(Figure contents as structured data)
____

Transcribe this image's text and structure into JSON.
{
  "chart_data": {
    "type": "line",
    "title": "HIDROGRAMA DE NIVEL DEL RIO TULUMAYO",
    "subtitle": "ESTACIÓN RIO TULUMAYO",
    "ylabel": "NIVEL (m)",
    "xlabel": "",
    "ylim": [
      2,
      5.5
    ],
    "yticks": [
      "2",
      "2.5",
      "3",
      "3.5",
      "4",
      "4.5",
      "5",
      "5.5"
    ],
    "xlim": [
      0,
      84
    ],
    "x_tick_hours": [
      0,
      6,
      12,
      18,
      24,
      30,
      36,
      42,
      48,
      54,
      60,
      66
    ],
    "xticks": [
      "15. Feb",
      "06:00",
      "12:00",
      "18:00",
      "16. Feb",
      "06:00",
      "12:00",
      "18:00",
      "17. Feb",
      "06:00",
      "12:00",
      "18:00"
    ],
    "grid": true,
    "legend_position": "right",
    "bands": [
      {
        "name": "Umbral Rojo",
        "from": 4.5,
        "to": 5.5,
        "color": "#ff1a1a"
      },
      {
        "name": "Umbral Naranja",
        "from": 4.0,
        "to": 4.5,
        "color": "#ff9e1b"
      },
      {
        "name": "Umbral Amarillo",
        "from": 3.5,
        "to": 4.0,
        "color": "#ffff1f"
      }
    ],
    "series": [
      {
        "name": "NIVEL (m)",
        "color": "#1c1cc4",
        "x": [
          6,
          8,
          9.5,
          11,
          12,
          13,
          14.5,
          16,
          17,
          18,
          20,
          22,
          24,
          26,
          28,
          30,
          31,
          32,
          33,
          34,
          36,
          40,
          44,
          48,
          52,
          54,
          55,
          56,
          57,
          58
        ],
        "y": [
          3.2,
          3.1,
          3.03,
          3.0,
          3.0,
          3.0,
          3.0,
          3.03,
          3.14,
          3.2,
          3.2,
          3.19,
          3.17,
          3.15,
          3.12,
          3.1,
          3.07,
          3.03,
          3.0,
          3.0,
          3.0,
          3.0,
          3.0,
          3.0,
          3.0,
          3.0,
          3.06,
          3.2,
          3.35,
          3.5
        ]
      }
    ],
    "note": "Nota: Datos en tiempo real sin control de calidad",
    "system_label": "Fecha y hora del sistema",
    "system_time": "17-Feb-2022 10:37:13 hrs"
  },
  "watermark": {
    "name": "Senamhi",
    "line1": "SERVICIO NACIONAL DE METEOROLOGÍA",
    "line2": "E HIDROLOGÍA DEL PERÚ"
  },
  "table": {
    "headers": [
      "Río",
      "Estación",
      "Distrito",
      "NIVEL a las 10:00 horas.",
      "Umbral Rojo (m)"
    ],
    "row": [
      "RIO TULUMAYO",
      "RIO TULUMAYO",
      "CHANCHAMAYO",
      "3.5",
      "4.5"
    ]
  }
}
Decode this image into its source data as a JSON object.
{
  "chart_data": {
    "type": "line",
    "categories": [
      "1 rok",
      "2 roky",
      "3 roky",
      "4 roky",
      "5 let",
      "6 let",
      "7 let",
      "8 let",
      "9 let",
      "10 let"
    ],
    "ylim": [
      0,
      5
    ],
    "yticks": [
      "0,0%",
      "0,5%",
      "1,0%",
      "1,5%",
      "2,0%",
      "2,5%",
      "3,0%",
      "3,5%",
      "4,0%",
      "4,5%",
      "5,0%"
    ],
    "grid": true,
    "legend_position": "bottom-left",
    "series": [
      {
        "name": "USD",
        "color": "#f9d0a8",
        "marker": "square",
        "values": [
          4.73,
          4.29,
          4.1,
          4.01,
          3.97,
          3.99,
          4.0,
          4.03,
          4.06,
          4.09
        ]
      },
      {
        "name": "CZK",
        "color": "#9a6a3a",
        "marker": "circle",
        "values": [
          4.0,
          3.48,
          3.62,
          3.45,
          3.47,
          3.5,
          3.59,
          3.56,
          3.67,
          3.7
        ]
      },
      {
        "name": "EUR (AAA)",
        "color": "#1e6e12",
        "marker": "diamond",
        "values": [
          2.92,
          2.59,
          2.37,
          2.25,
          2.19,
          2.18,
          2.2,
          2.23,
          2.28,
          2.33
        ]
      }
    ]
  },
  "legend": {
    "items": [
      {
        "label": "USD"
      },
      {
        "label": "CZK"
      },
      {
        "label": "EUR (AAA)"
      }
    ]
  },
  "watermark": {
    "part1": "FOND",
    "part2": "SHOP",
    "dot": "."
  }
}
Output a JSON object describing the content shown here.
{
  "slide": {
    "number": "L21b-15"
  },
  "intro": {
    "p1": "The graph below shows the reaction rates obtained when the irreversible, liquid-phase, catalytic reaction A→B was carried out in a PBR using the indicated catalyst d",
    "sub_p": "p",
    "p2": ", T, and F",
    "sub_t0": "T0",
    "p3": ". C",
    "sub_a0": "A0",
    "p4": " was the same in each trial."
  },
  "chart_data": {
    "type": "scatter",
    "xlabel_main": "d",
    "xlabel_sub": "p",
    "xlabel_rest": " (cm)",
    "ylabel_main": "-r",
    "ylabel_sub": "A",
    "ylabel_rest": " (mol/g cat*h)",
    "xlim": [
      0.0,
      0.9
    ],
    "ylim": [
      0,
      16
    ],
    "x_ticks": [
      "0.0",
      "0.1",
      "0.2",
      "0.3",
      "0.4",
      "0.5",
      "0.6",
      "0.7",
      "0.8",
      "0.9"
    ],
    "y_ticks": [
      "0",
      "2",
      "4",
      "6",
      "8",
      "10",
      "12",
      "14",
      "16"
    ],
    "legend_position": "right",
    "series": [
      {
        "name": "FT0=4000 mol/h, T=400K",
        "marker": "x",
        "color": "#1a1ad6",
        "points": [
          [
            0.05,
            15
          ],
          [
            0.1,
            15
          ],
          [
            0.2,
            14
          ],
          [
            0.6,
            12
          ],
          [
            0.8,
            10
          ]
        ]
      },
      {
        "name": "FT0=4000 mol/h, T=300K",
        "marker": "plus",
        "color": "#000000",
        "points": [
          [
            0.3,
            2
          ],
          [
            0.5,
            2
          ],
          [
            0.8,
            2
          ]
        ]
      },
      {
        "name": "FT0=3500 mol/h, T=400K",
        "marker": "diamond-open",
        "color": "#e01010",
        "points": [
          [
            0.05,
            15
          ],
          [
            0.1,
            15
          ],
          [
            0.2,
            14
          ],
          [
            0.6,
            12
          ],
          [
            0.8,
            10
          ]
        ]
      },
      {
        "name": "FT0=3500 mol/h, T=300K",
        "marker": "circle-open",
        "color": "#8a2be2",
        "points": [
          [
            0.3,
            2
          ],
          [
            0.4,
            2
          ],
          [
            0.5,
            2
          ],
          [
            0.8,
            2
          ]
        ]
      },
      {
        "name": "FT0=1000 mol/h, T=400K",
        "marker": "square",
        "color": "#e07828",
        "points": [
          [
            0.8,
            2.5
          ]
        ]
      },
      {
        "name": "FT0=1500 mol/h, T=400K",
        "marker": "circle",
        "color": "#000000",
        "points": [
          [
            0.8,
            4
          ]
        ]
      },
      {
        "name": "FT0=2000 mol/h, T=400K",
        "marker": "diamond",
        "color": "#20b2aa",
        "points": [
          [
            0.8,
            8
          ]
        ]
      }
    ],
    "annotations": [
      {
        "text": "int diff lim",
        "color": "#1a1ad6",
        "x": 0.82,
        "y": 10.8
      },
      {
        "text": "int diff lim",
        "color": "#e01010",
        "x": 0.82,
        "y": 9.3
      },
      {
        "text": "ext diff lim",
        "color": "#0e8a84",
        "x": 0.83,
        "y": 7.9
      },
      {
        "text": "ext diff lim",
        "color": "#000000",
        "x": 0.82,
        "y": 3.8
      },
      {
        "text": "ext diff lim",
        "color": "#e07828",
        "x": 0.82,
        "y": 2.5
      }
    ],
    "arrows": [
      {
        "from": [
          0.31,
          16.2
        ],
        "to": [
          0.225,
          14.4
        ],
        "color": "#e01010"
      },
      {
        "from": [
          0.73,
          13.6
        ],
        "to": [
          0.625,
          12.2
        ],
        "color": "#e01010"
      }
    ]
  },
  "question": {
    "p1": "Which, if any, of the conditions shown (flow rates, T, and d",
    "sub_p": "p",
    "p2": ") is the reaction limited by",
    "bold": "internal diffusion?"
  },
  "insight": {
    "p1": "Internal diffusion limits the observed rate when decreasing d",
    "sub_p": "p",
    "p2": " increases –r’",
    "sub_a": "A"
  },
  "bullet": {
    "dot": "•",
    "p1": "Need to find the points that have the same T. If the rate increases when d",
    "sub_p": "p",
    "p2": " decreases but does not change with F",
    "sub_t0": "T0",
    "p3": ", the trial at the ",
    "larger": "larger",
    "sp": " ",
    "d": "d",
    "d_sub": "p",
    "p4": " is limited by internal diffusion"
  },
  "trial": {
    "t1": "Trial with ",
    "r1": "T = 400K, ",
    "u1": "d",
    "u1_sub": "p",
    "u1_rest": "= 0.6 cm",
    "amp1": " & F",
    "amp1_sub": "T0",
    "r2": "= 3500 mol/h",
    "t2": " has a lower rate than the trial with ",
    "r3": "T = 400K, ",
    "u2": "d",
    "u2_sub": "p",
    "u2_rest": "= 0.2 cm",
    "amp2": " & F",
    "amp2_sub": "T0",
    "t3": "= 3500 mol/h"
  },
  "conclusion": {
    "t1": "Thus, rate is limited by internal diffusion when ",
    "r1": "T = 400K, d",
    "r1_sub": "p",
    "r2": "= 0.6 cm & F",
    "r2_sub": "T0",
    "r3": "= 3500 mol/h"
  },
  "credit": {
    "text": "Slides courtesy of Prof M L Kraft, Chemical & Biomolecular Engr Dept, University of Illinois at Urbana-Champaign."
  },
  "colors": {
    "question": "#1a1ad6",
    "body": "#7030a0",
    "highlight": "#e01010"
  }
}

____

*GOAL*. What count of lines in the listing contain the word "limited"? Reply with the number only.

*CORRECT RESPONSE*. 3